#### Exercise goal
State how many lines of the records contain the string "using", and give no other information.

#### Stored data entries
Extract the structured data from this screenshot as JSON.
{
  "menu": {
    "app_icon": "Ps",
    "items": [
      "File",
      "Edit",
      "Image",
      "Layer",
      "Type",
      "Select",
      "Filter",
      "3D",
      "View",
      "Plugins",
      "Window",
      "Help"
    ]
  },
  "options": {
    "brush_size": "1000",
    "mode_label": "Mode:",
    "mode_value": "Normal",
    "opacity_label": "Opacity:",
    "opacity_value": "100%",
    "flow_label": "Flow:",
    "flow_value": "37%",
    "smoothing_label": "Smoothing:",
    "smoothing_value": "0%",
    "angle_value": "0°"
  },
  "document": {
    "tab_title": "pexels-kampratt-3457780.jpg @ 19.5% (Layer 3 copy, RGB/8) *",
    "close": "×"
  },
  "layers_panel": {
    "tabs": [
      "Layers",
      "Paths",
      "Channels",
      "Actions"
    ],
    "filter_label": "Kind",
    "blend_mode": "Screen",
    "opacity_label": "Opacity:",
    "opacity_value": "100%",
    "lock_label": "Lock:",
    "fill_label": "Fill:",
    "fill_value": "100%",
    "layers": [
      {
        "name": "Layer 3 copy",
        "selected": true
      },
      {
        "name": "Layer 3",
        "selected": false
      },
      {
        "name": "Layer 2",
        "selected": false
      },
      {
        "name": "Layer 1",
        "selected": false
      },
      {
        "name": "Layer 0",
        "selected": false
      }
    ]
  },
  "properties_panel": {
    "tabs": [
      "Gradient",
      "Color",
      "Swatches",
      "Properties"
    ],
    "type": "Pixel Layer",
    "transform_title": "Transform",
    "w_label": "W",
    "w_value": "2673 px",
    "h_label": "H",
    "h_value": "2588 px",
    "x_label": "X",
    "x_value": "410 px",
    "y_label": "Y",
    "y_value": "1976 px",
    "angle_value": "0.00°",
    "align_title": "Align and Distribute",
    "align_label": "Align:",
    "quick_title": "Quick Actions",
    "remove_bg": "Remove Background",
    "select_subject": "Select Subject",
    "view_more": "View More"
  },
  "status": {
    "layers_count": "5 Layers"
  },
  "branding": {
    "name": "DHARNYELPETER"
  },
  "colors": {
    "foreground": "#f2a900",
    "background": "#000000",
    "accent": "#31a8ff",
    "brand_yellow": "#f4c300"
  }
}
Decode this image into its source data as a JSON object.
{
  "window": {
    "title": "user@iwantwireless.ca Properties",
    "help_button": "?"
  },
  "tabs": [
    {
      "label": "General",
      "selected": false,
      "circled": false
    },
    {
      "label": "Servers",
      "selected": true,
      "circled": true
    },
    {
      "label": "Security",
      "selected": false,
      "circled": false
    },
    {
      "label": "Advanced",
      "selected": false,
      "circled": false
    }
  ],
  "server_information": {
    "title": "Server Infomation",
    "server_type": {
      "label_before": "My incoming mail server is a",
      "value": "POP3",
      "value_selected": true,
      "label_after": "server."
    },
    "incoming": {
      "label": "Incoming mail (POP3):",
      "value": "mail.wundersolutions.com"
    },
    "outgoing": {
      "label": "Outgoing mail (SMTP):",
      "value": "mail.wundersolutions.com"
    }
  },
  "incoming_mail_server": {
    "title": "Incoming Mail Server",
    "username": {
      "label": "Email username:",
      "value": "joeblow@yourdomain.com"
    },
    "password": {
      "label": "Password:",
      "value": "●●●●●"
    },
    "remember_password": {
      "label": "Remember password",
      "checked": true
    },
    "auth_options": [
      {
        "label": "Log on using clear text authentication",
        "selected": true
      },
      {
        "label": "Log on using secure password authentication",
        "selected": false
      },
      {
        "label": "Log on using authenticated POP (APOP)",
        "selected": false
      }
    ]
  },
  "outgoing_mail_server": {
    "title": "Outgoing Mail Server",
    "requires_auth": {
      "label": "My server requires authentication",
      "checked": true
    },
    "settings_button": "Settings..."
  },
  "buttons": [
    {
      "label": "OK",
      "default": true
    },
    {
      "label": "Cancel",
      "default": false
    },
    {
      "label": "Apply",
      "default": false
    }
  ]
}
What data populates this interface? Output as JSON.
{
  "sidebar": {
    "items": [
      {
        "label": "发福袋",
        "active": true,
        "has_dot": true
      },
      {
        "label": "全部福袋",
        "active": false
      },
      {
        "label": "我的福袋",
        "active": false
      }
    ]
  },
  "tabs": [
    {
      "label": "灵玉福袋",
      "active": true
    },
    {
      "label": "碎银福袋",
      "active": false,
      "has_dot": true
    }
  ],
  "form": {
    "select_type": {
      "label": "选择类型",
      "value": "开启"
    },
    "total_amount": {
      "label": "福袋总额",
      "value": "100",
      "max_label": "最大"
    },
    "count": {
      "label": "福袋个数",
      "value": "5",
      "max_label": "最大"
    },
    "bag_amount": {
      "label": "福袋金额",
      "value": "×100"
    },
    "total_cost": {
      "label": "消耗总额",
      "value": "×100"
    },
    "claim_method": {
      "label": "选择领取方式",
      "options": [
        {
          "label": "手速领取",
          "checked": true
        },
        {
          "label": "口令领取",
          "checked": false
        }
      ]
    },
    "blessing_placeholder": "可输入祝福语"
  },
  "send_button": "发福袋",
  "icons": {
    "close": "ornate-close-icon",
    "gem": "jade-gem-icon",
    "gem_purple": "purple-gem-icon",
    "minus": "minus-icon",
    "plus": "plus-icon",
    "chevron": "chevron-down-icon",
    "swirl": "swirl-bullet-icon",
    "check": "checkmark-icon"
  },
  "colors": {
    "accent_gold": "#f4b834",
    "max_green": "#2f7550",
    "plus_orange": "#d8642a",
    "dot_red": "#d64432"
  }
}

#### Finished task
3